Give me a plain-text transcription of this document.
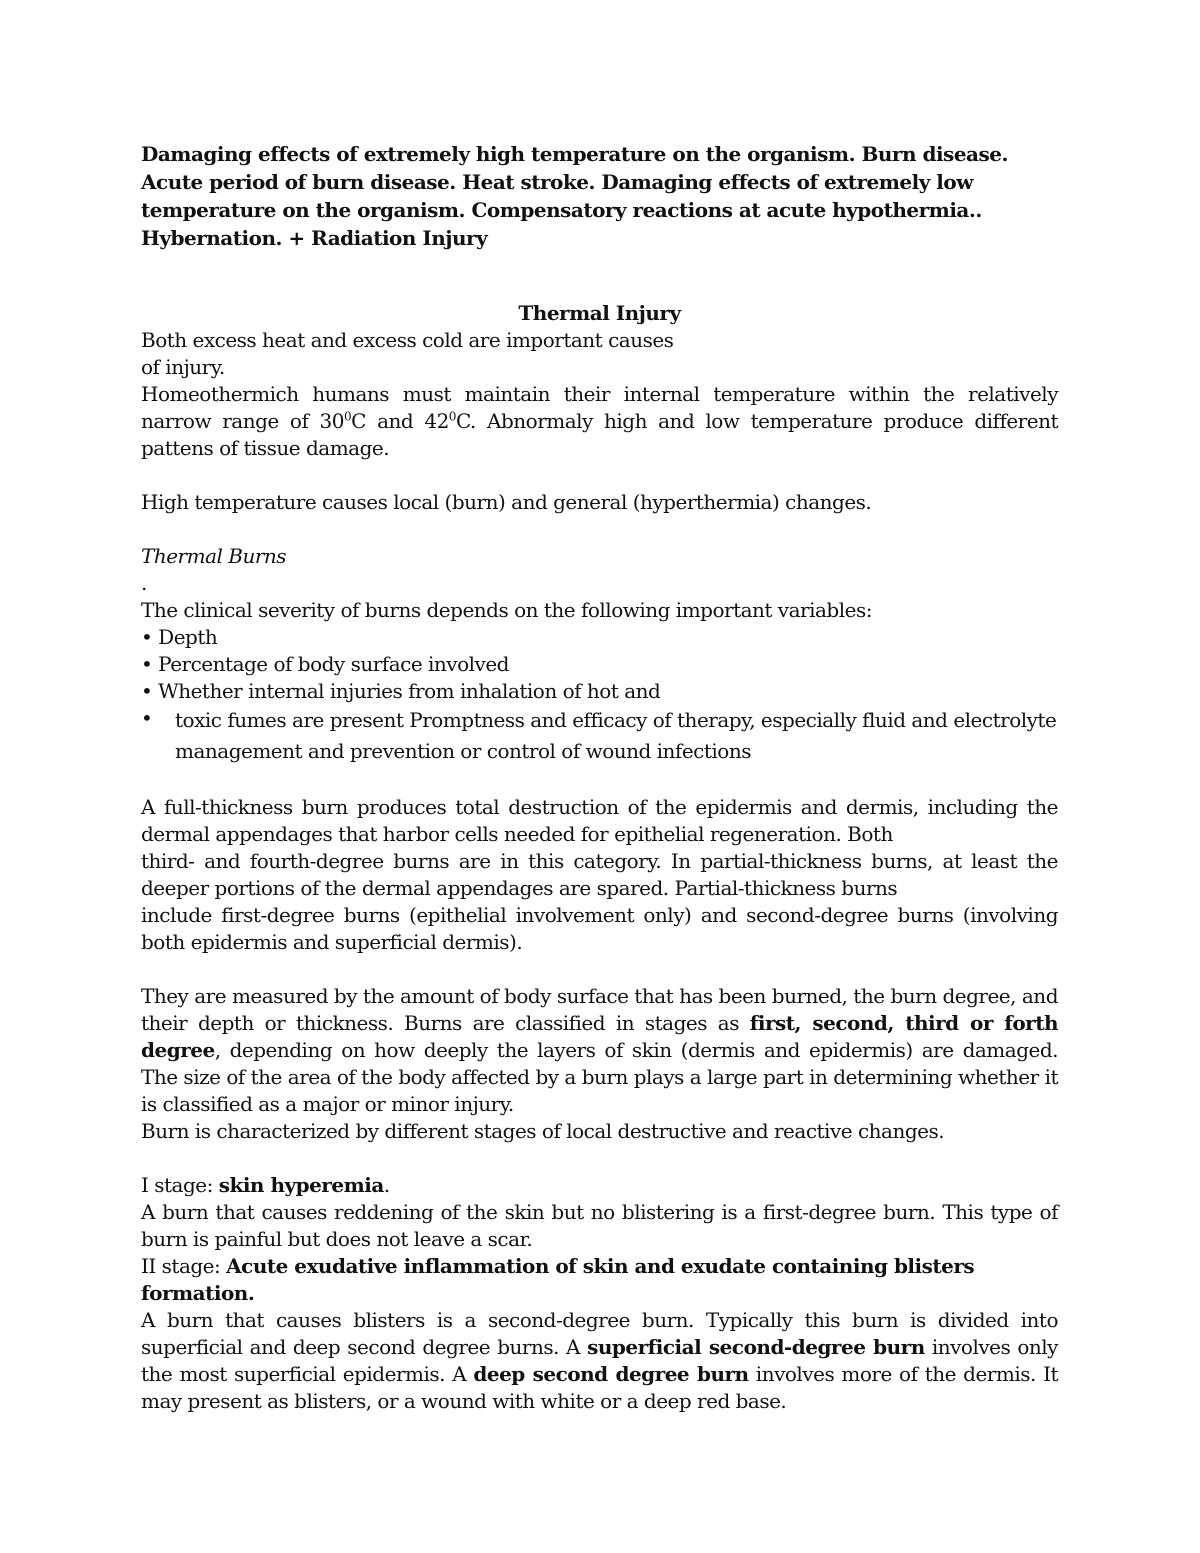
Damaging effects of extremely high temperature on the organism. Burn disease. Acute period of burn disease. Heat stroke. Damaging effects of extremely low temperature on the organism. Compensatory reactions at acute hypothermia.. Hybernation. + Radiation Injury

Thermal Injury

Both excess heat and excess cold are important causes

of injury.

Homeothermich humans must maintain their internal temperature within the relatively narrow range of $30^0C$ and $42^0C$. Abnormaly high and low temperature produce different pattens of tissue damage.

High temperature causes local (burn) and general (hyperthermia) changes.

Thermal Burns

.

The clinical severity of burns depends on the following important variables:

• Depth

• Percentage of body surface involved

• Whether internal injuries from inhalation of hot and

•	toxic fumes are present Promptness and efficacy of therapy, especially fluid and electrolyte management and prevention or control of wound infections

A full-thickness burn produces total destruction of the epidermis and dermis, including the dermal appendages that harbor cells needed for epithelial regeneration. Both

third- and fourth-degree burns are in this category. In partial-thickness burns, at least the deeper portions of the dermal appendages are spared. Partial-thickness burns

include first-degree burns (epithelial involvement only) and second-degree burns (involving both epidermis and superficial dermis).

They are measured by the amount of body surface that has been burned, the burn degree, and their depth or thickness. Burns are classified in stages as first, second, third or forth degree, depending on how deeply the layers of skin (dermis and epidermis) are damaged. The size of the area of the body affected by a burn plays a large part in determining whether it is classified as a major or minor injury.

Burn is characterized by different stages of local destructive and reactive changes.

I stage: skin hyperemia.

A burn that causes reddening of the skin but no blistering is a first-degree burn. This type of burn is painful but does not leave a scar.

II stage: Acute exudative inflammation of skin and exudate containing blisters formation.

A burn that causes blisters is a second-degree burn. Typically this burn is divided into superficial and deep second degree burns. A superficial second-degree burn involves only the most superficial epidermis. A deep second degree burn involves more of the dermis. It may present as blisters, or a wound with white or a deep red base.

------------------------------

TASK BRIEF -> The reply should hold every record, unchanged, and no pictures.

TASK OUTPUT ->
Give me a plain-text transcription of this document.
Damaging effects of extremely high temperature on the organism. Burn disease. Acute period of burn disease. Heat stroke. Damaging effects of extremely low temperature on the organism. Compensatory reactions at acute hypothermia.. Hybernation. + Radiation Injury

Thermal Injury

Both excess heat and excess cold are important causes

of injury.

Homeothermich humans must maintain their internal temperature within the relatively narrow range of $30^0C$ and $42^0C$. Abnormaly high and low temperature produce different pattens of tissue damage.

High temperature causes local (burn) and general (hyperthermia) changes.

Thermal Burns

.

The clinical severity of burns depends on the following important variables:

• Depth

• Percentage of body surface involved

• Whether internal injuries from inhalation of hot and

•	toxic fumes are present Promptness and efficacy of therapy, especially fluid and electrolyte management and prevention or control of wound infections

A full-thickness burn produces total destruction of the epidermis and dermis, including the dermal appendages that harbor cells needed for epithelial regeneration. Both

third- and fourth-degree burns are in this category. In partial-thickness burns, at least the deeper portions of the dermal appendages are spared. Partial-thickness burns

include first-degree burns (epithelial involvement only) and second-degree burns (involving both epidermis and superficial dermis).

They are measured by the amount of body surface that has been burned, the burn degree, and their depth or thickness. Burns are classified in stages as first, second, third or forth degree, depending on how deeply the layers of skin (dermis and epidermis) are damaged. The size of the area of the body affected by a burn plays a large part in determining whether it is classified as a major or minor injury.

Burn is characterized by different stages of local destructive and reactive changes.

I stage: skin hyperemia.

A burn that causes reddening of the skin but no blistering is a first-degree burn. This type of burn is painful but does not leave a scar.

II stage: Acute exudative inflammation of skin and exudate containing blisters formation.

A burn that causes blisters is a second-degree burn. Typically this burn is divided into superficial and deep second degree burns. A superficial second-degree burn involves only the most superficial epidermis. A deep second degree burn involves more of the dermis. It may present as blisters, or a wound with white or a deep red base.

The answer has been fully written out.